START Excerpt to read
To think what exDH did was very wrong? Very sensitive subject!

(42 Posts)

Sorry for the topic and I hope it doesn't upset anybody.

I have been thinking about this a lot since talking to exH on Saturday and wanted the opinion of others.

ExH has been accused of rape. The story he told me initially was that he was in the pub and someone he had previously had a brief relationship with was very drunk. He said he walked her home and left her there, nothing happened. After he left supposedly she was sending coherent messages to a friend of his.

The story has now changed to them having a "play" she then passed out so he went home but the didn't have full sex. He says she was texting a friend but I don't know how long after him leaving.

AIBU to think that even if he hadn't had sex with this woman he really shouldn't have been doing anything with her if she was so drunk that she passed out?! It is actually making me feel quite angry the way him, and his mum, are making out that he is completely innocent!

Sorry again if this is in anyway upsetting. The only person I have to speak about this to in RL hates him so is never unbiased.

Thrills we were at a wedding with his family and the conversation took place while walking from the coach to the reception venue so not very long.

My exMIL has mentioned it to me in the past as well, without me asking.

Sorry that should be trills.

TattyDevine Mon 02-Sep-13 14:52:34

Very useful and informative post Kickassangel, gives the OP some decent food for thought there. Gosh, bit of an eye opener that!
END Excerpt to read
### Brief 1
Answer these about the forum thread on the ex-husband:
(a) In his first account, what did the ex-husband say he did after walking the woman home?
(b) Where were they walking when the poster talked with him about it?
(c) What name does the poster say "Thrills" should have been?
### Brief 2
Which usernames appear in the forum thread?
START Input data
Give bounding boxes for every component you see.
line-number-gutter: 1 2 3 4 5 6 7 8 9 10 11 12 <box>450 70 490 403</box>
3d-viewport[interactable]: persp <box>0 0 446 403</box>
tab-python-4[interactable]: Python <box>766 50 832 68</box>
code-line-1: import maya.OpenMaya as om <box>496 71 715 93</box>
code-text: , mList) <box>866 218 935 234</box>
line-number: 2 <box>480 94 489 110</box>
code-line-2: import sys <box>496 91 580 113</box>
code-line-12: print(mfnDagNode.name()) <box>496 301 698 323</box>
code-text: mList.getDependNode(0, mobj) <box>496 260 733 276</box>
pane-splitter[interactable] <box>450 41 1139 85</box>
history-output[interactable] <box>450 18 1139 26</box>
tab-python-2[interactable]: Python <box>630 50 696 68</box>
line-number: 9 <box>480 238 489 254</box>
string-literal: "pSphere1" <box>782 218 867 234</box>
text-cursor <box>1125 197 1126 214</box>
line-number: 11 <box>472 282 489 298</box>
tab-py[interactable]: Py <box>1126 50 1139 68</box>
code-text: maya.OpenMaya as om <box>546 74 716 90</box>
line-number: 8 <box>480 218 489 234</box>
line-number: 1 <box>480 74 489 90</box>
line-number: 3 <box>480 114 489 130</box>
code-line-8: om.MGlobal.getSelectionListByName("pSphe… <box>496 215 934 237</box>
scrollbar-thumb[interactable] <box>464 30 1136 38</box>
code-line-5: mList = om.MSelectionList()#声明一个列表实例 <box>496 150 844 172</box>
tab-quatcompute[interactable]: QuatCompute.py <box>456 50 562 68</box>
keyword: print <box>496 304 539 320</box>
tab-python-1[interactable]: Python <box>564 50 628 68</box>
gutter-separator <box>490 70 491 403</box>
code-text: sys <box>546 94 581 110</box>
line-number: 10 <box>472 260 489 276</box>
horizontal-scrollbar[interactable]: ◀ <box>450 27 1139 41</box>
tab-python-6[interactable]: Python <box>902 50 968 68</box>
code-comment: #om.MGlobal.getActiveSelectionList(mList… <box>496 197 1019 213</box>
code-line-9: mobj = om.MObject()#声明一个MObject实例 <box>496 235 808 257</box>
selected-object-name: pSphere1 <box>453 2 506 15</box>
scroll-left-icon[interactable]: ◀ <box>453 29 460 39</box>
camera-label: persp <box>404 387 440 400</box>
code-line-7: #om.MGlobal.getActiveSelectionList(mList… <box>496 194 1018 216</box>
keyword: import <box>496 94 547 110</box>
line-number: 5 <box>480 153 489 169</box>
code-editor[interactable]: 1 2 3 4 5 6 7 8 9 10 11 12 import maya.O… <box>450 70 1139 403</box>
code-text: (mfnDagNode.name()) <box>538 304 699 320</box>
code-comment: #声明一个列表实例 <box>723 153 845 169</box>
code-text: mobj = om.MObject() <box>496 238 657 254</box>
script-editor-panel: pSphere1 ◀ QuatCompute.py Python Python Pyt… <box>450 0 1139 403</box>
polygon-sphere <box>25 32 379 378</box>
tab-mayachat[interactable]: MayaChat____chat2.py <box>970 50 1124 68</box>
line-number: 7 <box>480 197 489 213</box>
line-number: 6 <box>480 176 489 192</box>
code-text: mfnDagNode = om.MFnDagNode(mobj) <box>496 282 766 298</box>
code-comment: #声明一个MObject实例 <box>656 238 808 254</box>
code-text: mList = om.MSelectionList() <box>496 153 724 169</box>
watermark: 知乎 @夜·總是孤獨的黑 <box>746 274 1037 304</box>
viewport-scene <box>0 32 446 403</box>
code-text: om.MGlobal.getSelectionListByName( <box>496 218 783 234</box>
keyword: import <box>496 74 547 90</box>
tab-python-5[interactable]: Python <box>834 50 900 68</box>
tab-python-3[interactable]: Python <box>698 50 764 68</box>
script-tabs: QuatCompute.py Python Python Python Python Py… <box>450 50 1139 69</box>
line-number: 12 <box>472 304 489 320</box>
END Input data
### Written answer 1
(a) He said he left her there and nothing happened.
(b) From the coach to the reception venue at a wedding with his family.
(c) Trills.

### Written answer 2
TattyDevine, Kickassangel and trills (first typed as "Thrills").